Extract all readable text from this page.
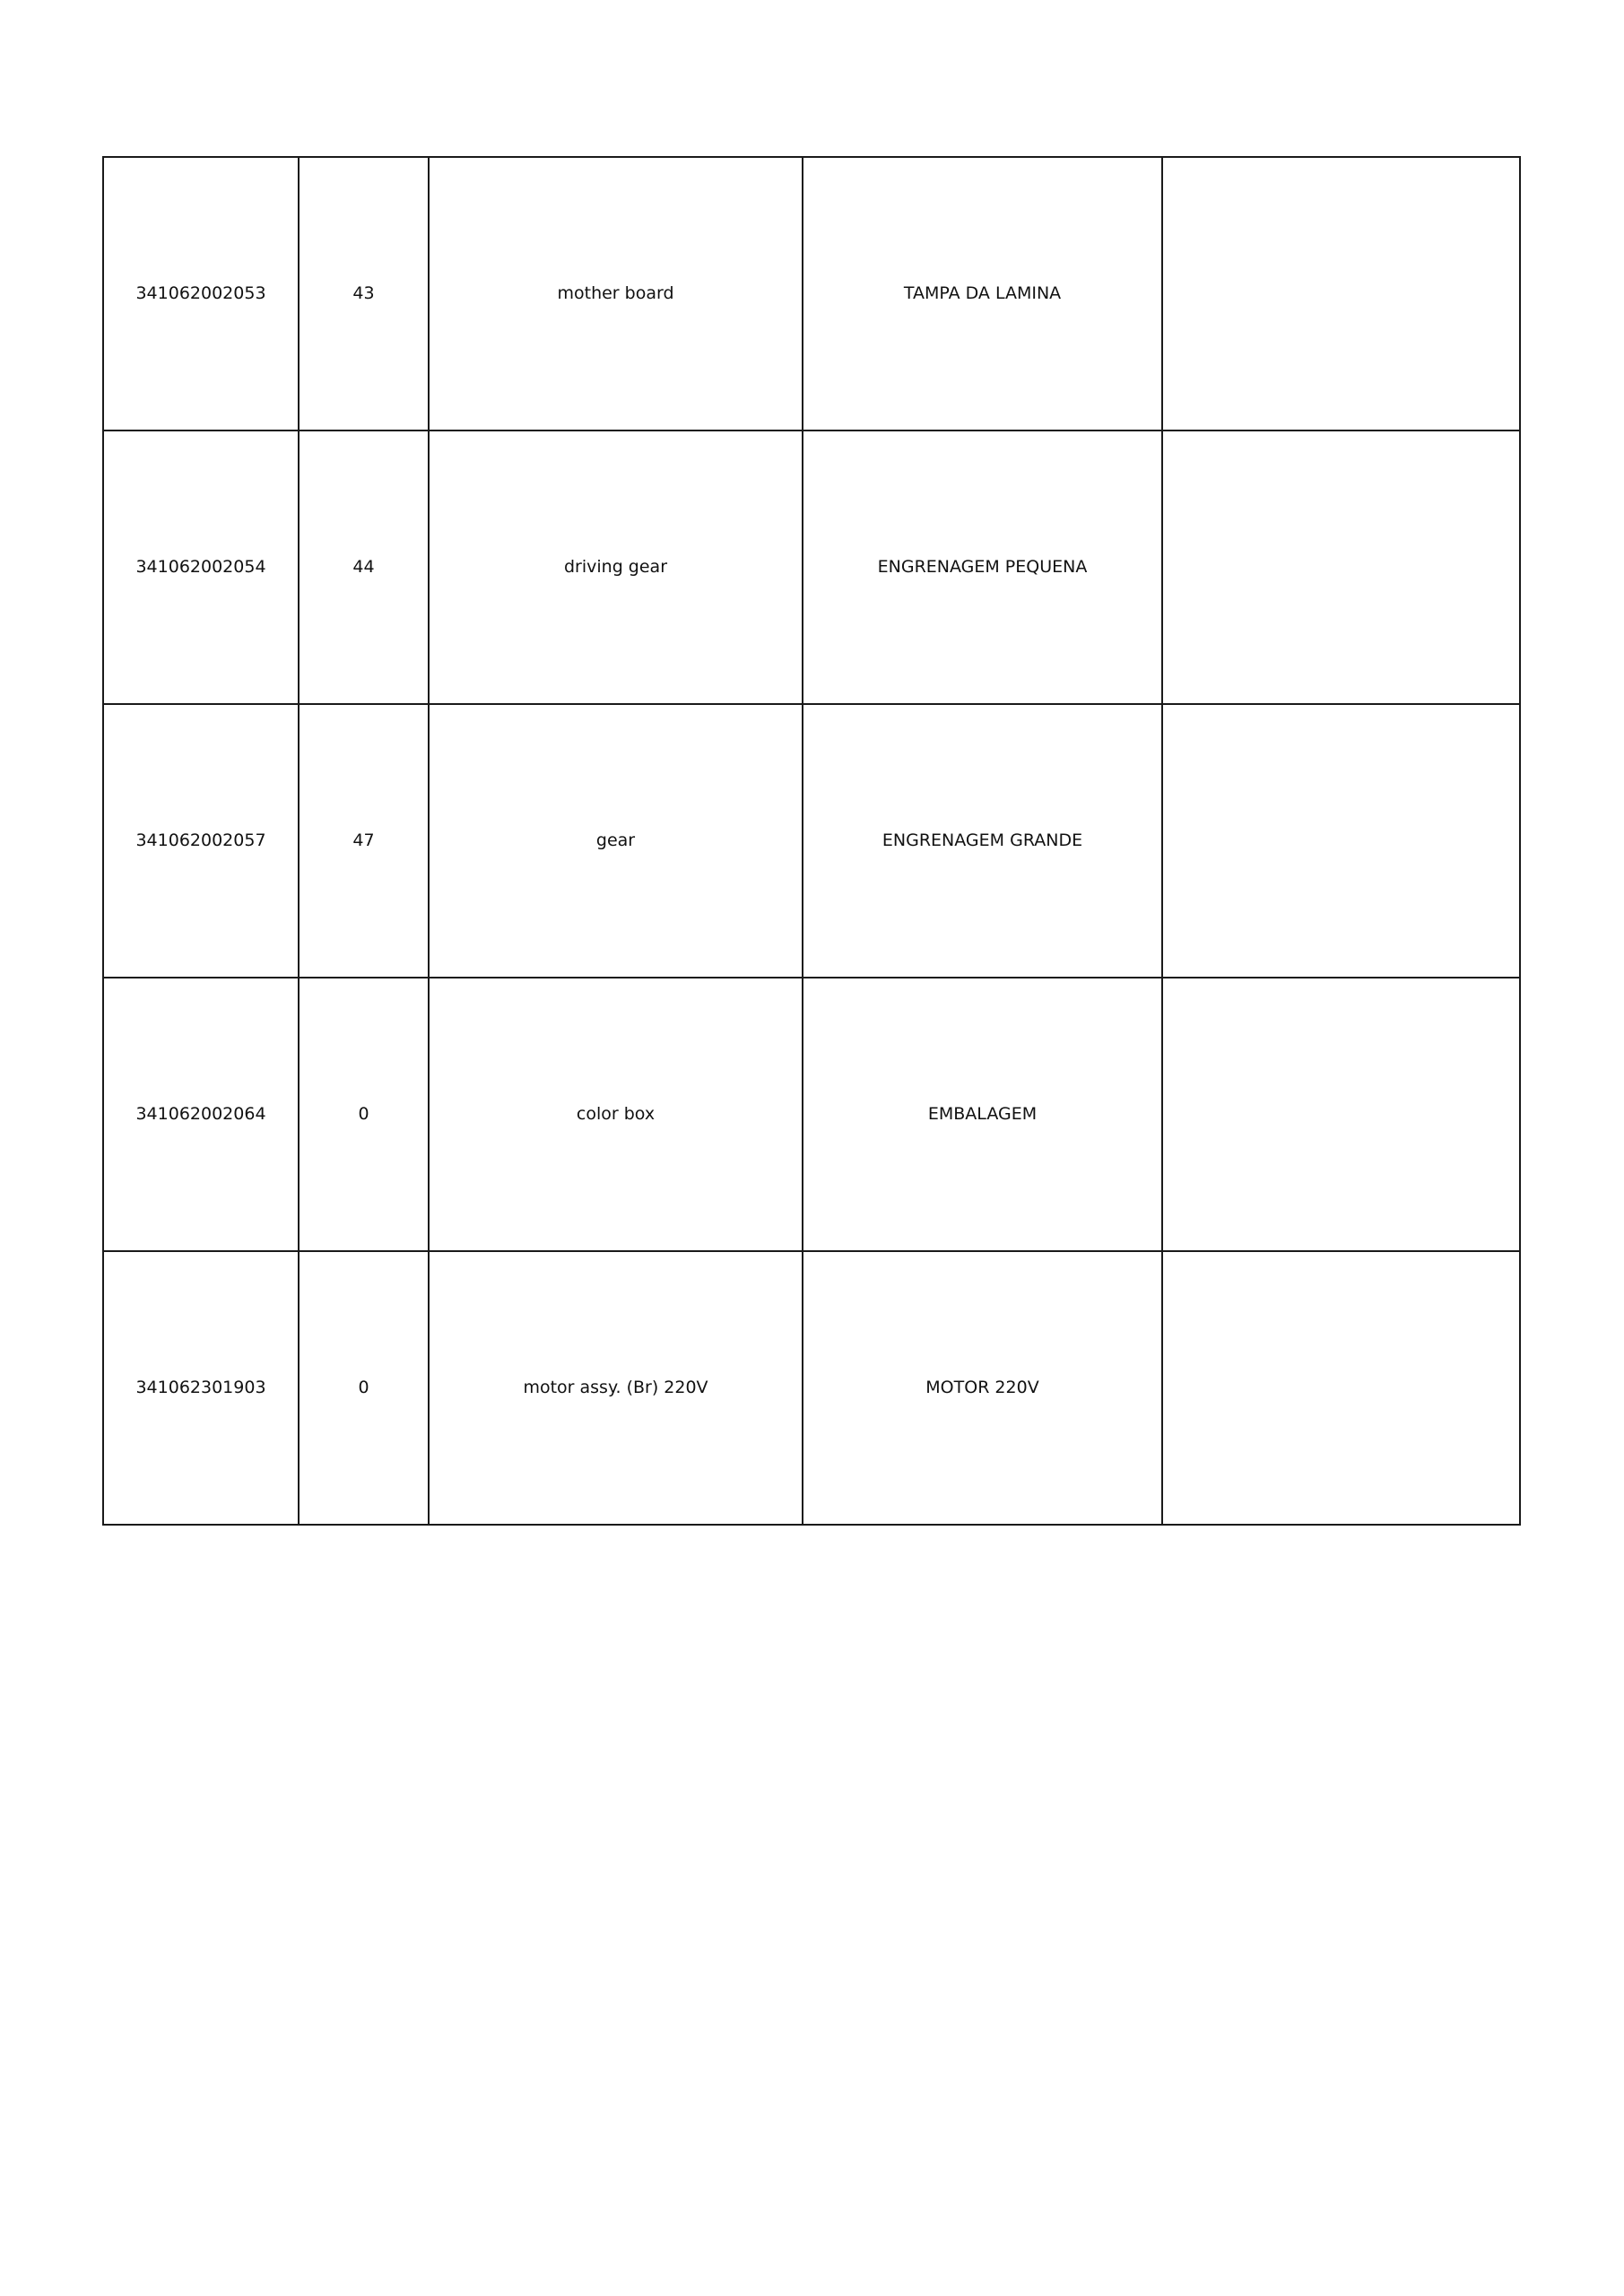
341062002053	43	mother board	TAMPA DA LAMINA	
341062002054	44	driving gear	ENGRENAGEM PEQUENA	
341062002057	47	gear	ENGRENAGEM GRANDE	
341062002064	0	color box	EMBALAGEM	
341062301903	0	motor assy. (Br) 220V	MOTOR 220V	
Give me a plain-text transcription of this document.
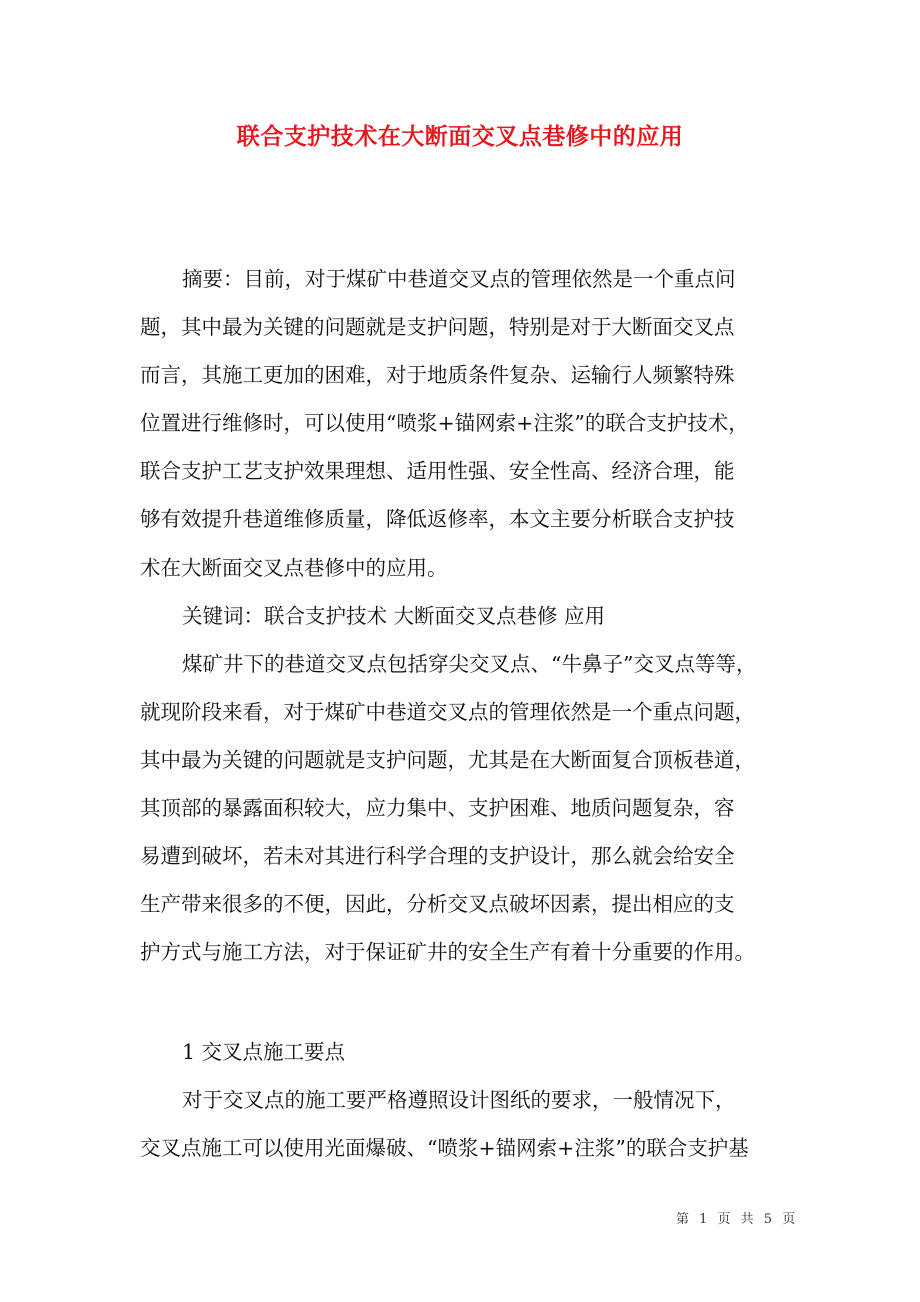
联合支护技术在大断面交叉点巷修中的应用
摘要：目前，对于煤矿中巷道交叉点的管理依然是一个重点问
题，其中最为关键的问题就是支护问题，特别是对于大断面交叉点
而言，其施工更加的困难，对于地质条件复杂、运输行人频繁特殊
位置进行维修时，可以使用“喷浆+锚网索+注浆”的联合支护技术，
联合支护工艺支护效果理想、适用性强、安全性高、经济合理，能
够有效提升巷道维修质量，降低返修率，本文主要分析联合支护技
术在大断面交叉点巷修中的应用。
关键词：联合支护技术 大断面交叉点巷修 应用
煤矿井下的巷道交叉点包括穿尖交叉点、“牛鼻子”交叉点等等，
就现阶段来看，对于煤矿中巷道交叉点的管理依然是一个重点问题，
其中最为关键的问题就是支护问题，尤其是在大断面复合顶板巷道，
其顶部的暴露面积较大，应力集中、支护困难、地质问题复杂，容
易遭到破坏，若未对其进行科学合理的支护设计，那么就会给安全
生产带来很多的不便，因此，分析交叉点破坏因素，提出相应的支
护方式与施工方法，对于保证矿井的安全生产有着十分重要的作用。
1 交叉点施工要点
对于交叉点的施工要严格遵照设计图纸的要求，一般情况下，
交叉点施工可以使用光面爆破、“喷浆+锚网索+注浆”的联合支护基
第 1 页 共 5 页
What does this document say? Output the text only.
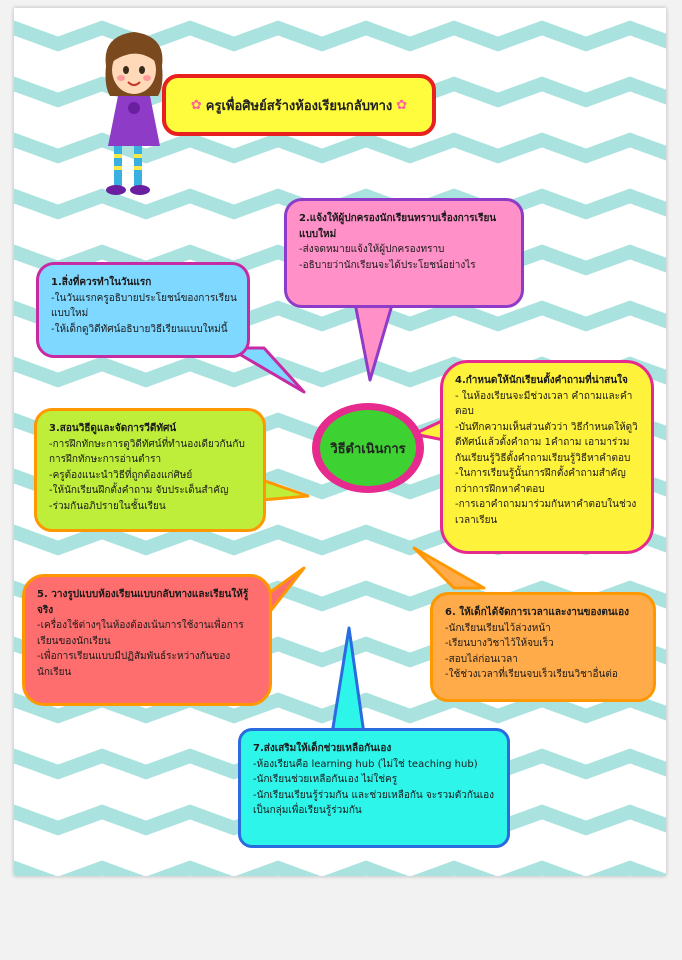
✿ ครูเพื่อศิษย์สร้างห้องเรียนกลับทาง ✿
1.สิ่งที่ควรทำในวันแรก
-ในวันแรกครูอธิบายประโยชน์ของการเรียนแบบใหม่
-ให้เด็กดูวิดีทัศน์อธิบายวิธีเรียนแบบใหม่นี้
2.แจ้งให้ผู้ปกครองนักเรียนทราบเรื่องการเรียนแบบใหม่
-ส่งจดหมายแจ้งให้ผู้ปกครองทราบ
-อธิบายว่านักเรียนจะได้ประโยชน์อย่างไร
3.สอนวิธีดูและจัดการวีดีทัศน์
-การฝึกทักษะการดูวิดีทัศน์ที่ทำนองเดียวกันกับการฝึกทักษะการอ่านตำรา
-ครูต้องแนะนำวิธีที่ถูกต้องแก่ศิษย์
-ให้นักเรียนฝึกตั้งคำถาม จับประเด็นสำคัญ
-ร่วมกันอภิปรายในชั้นเรียน
4.กำหนดให้นักเรียนตั้งคำถามที่น่าสนใจ
- ในห้องเรียนจะมีช่วงเวลา คำถามและคำตอบ
-บันทึกความเห็นส่วนตัวว่า วิธีกำหนดให้ดูวิดีทัศน์แล้วตั้งคำถาม 1คำถาม เอามาร่วมกันเรียนรู้วิธีตั้งคำถามเรียนรู้วิธีหาคำตอบ
-ในการเรียนรู้นั้นการฝึกตั้งคำถามสำคัญกว่าการฝึกหาคำตอบ
-การเอาคำถามมาร่วมกันหาคำตอบในช่วงเวลาเรียน
5. วางรูปแบบห้องเรียนแบบกลับทางและเรียนให้รู้จริง
-เครื่องใช้ต่างๆในห้องต้องเน้นการใช้งานเพื่อการเรียนของนักเรียน
-เพื่อการเรียนแบบมีปฏิสัมพันธ์ระหว่างกันของนักเรียน
6. ให้เด็กได้จัดการเวลาและงานของตนเอง
-นักเรียนเรียนไว้ล่วงหน้า
-เรียนบางวิชาไว้ให้จบเร็ว
-สอบไล่ก่อนเวลา
-ใช้ช่วงเวลาที่เรียนจบเร็วเรียนวิชาอื่นต่อ
7.ส่งเสริมให้เด็กช่วยเหลือกันเอง
-ห้องเรียนคือ learning hub (ไม่ใช่ teaching hub)
-นักเรียนช่วยเหลือกันเอง ไม่ใช่ครู
-นักเรียนเรียนรู้ร่วมกัน และช่วยเหลือกัน จะรวมตัวกันเองเป็นกลุ่มเพื่อเรียนรู้ร่วมกัน
วิธีดำเนินการ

> [Requirement] Return the records exactly. Don't carry the pictures over.

> [Complete output]
Extract all readable text from this page.
341062002053	43	mother board	TAMPA DA LAMINA	
341062002054	44	driving gear	ENGRENAGEM PEQUENA	
341062002057	47	gear	ENGRENAGEM GRANDE	
341062002064	0	color box	EMBALAGEM	
341062301903	0	motor assy. (Br) 220V	MOTOR 220V	
Give me a plain-text transcription of this document.
联合支护技术在大断面交叉点巷修中的应用
摘要：目前，对于煤矿中巷道交叉点的管理依然是一个重点问
题，其中最为关键的问题就是支护问题，特别是对于大断面交叉点
而言，其施工更加的困难，对于地质条件复杂、运输行人频繁特殊
位置进行维修时，可以使用“喷浆+锚网索+注浆”的联合支护技术，
联合支护工艺支护效果理想、适用性强、安全性高、经济合理，能
够有效提升巷道维修质量，降低返修率，本文主要分析联合支护技
术在大断面交叉点巷修中的应用。
关键词：联合支护技术 大断面交叉点巷修 应用
煤矿井下的巷道交叉点包括穿尖交叉点、“牛鼻子”交叉点等等，
就现阶段来看，对于煤矿中巷道交叉点的管理依然是一个重点问题，
其中最为关键的问题就是支护问题，尤其是在大断面复合顶板巷道，
其顶部的暴露面积较大，应力集中、支护困难、地质问题复杂，容
易遭到破坏，若未对其进行科学合理的支护设计，那么就会给安全
生产带来很多的不便，因此，分析交叉点破坏因素，提出相应的支
护方式与施工方法，对于保证矿井的安全生产有着十分重要的作用。
1 交叉点施工要点
对于交叉点的施工要严格遵照设计图纸的要求，一般情况下，
交叉点施工可以使用光面爆破、“喷浆+锚网索+注浆”的联合支护基
第 1 页 共 5 页
What does this document say? Output the text only.
✿ ครูเพื่อศิษย์สร้างห้องเรียนกลับทาง ✿
1.สิ่งที่ควรทำในวันแรก
-ในวันแรกครูอธิบายประโยชน์ของการเรียนแบบใหม่
-ให้เด็กดูวิดีทัศน์อธิบายวิธีเรียนแบบใหม่นี้
2.แจ้งให้ผู้ปกครองนักเรียนทราบเรื่องการเรียนแบบใหม่
-ส่งจดหมายแจ้งให้ผู้ปกครองทราบ
-อธิบายว่านักเรียนจะได้ประโยชน์อย่างไร
3.สอนวิธีดูและจัดการวีดีทัศน์
-การฝึกทักษะการดูวิดีทัศน์ที่ทำนองเดียวกันกับการฝึกทักษะการอ่านตำรา
-ครูต้องแนะนำวิธีที่ถูกต้องแก่ศิษย์
-ให้นักเรียนฝึกตั้งคำถาม จับประเด็นสำคัญ
-ร่วมกันอภิปรายในชั้นเรียน
4.กำหนดให้นักเรียนตั้งคำถามที่น่าสนใจ
- ในห้องเรียนจะมีช่วงเวลา คำถามและคำตอบ
-บันทึกความเห็นส่วนตัวว่า วิธีกำหนดให้ดูวิดีทัศน์แล้วตั้งคำถาม 1คำถาม เอามาร่วมกันเรียนรู้วิธีตั้งคำถามเรียนรู้วิธีหาคำตอบ
-ในการเรียนรู้นั้นการฝึกตั้งคำถามสำคัญกว่าการฝึกหาคำตอบ
-การเอาคำถามมาร่วมกันหาคำตอบในช่วงเวลาเรียน
5. วางรูปแบบห้องเรียนแบบกลับทางและเรียนให้รู้จริง
-เครื่องใช้ต่างๆในห้องต้องเน้นการใช้งานเพื่อการเรียนของนักเรียน
-เพื่อการเรียนแบบมีปฏิสัมพันธ์ระหว่างกันของนักเรียน
6. ให้เด็กได้จัดการเวลาและงานของตนเอง
-นักเรียนเรียนไว้ล่วงหน้า
-เรียนบางวิชาไว้ให้จบเร็ว
-สอบไล่ก่อนเวลา
-ใช้ช่วงเวลาที่เรียนจบเร็วเรียนวิชาอื่นต่อ
7.ส่งเสริมให้เด็กช่วยเหลือกันเอง
-ห้องเรียนคือ learning hub (ไม่ใช่ teaching hub)
-นักเรียนช่วยเหลือกันเอง ไม่ใช่ครู
-นักเรียนเรียนรู้ร่วมกัน และช่วยเหลือกัน จะรวมตัวกันเองเป็นกลุ่มเพื่อเรียนรู้ร่วมกัน
วิธีดำเนินการ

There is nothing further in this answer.